(A run of records)
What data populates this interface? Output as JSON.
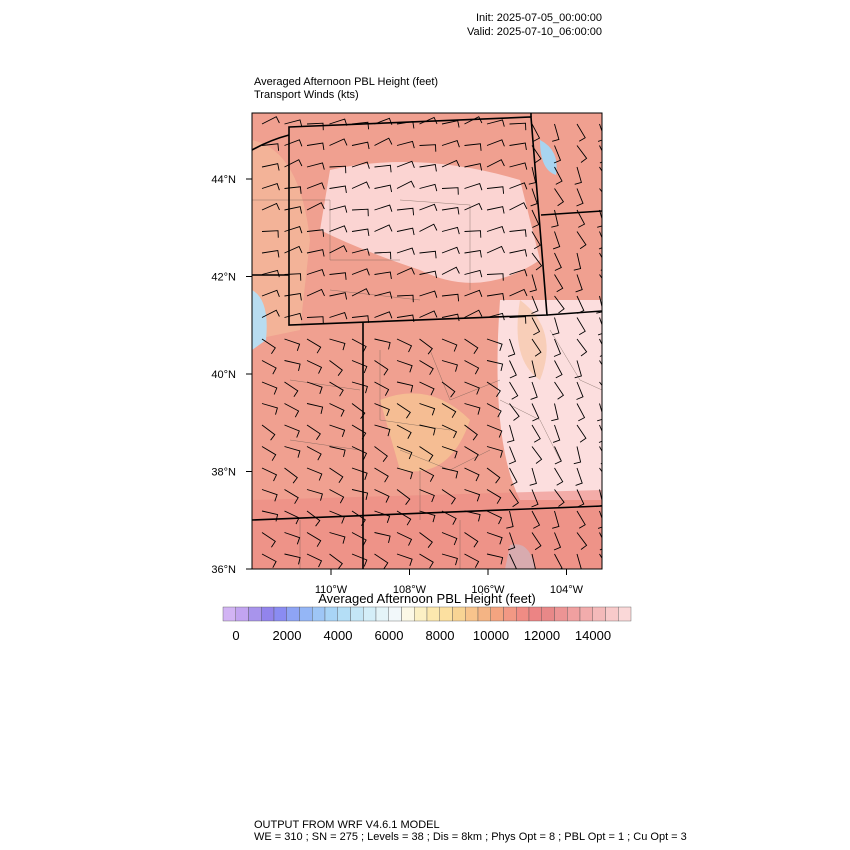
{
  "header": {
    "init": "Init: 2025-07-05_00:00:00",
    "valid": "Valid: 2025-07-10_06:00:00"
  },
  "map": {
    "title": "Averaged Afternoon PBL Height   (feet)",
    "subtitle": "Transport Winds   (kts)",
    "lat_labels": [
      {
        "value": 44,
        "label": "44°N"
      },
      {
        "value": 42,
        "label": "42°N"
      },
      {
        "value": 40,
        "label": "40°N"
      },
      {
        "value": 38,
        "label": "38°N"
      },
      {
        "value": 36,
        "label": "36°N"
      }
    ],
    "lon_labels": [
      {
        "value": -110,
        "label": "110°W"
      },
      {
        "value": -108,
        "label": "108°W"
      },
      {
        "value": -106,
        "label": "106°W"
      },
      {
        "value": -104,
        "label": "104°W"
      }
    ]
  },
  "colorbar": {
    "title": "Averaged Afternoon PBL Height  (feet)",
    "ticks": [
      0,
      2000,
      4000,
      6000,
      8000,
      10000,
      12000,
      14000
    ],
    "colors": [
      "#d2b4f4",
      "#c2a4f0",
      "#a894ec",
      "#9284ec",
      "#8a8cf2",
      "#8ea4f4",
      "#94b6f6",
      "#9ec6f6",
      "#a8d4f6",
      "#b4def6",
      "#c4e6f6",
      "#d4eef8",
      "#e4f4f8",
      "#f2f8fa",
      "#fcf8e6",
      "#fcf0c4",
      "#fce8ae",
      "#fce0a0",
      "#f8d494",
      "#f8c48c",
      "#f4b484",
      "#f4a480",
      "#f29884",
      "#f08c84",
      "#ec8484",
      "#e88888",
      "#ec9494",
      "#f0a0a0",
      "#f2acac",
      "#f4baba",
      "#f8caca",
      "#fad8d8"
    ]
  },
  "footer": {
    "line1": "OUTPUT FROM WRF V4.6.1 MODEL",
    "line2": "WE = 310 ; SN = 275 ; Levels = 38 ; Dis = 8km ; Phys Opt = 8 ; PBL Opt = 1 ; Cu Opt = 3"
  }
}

Your task: Check each line above for the string "Averaged" and show the ones that have it.

Full output:
    "title": "Averaged Afternoon PBL Height   (feet)",
    "title": "Averaged Afternoon PBL Height  (feet)",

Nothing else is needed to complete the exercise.